▶ **What to produce**: Once the pictures are set aside, transcribe the remaining data exactly.

▶ **Supplied information**:
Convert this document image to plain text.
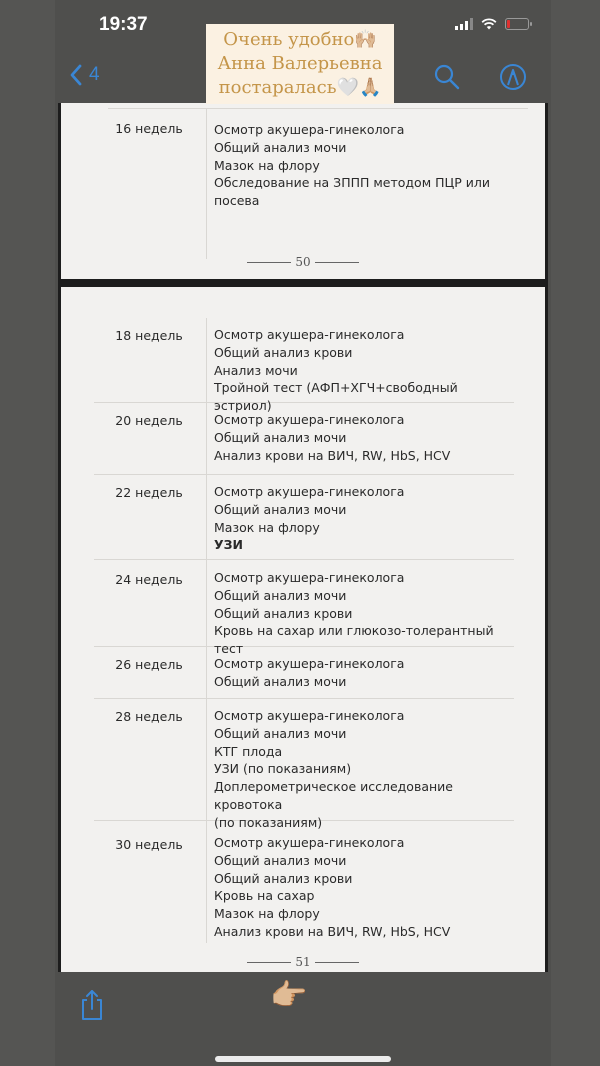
19:37
4
Очень удобно🙌🏼
Анна Валерьевна
постаралась🤍🙏🏼
16 недель	Осмотр акушера-гинеколога
Общий анализ мочи
Мазок на флору
Обследование на ЗППП методом ПЦР или посева
50
18 недель	Осмотр акушера-гинеколога
Общий анализ крови
Анализ мочи
Тройной тест (АФП+ХГЧ+свободный эстриол)
20 недель	Осмотр акушера-гинеколога
Общий анализ мочи
Анализ крови на ВИЧ, RW, HbS, HCV
22 недель	Осмотр акушера-гинеколога
Общий анализ мочи
Мазок на флору
УЗИ
24 недель	Осмотр акушера-гинеколога
Общий анализ мочи
Общий анализ крови
Кровь на сахар или глюкозо-толерантный тест
26 недель	Осмотр акушера-гинеколога
Общий анализ мочи
28 недель	Осмотр акушера-гинеколога
Общий анализ мочи
КТГ плода
УЗИ (по показаниям)
Доплерометрическое исследование кровотока
(по показаниям)
30 недель	Осмотр акушера-гинеколога
Общий анализ мочи
Общий анализ крови
Кровь на сахар
Мазок на флору
Анализ крови на ВИЧ, RW, HbS, HCV
51
👉🏼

▶ **Expected answer**:
Convert this document image to plain text.
19:37
4
Очень удобно🙌🏼
Анна Валерьевна
постаралась🤍🙏🏼
16 недель	Осмотр акушера-гинеколога
Общий анализ мочи
Мазок на флору
Обследование на ЗППП методом ПЦР или посева
50
18 недель	Осмотр акушера-гинеколога
Общий анализ крови
Анализ мочи
Тройной тест (АФП+ХГЧ+свободный эстриол)
20 недель	Осмотр акушера-гинеколога
Общий анализ мочи
Анализ крови на ВИЧ, RW, HbS, HCV
22 недель	Осмотр акушера-гинеколога
Общий анализ мочи
Мазок на флору
УЗИ
24 недель	Осмотр акушера-гинеколога
Общий анализ мочи
Общий анализ крови
Кровь на сахар или глюкозо-толерантный тест
26 недель	Осмотр акушера-гинеколога
Общий анализ мочи
28 недель	Осмотр акушера-гинеколога
Общий анализ мочи
КТГ плода
УЗИ (по показаниям)
Доплерометрическое исследование кровотока
(по показаниям)
30 недель	Осмотр акушера-гинеколога
Общий анализ мочи
Общий анализ крови
Кровь на сахар
Мазок на флору
Анализ крови на ВИЧ, RW, HbS, HCV
51
👉🏼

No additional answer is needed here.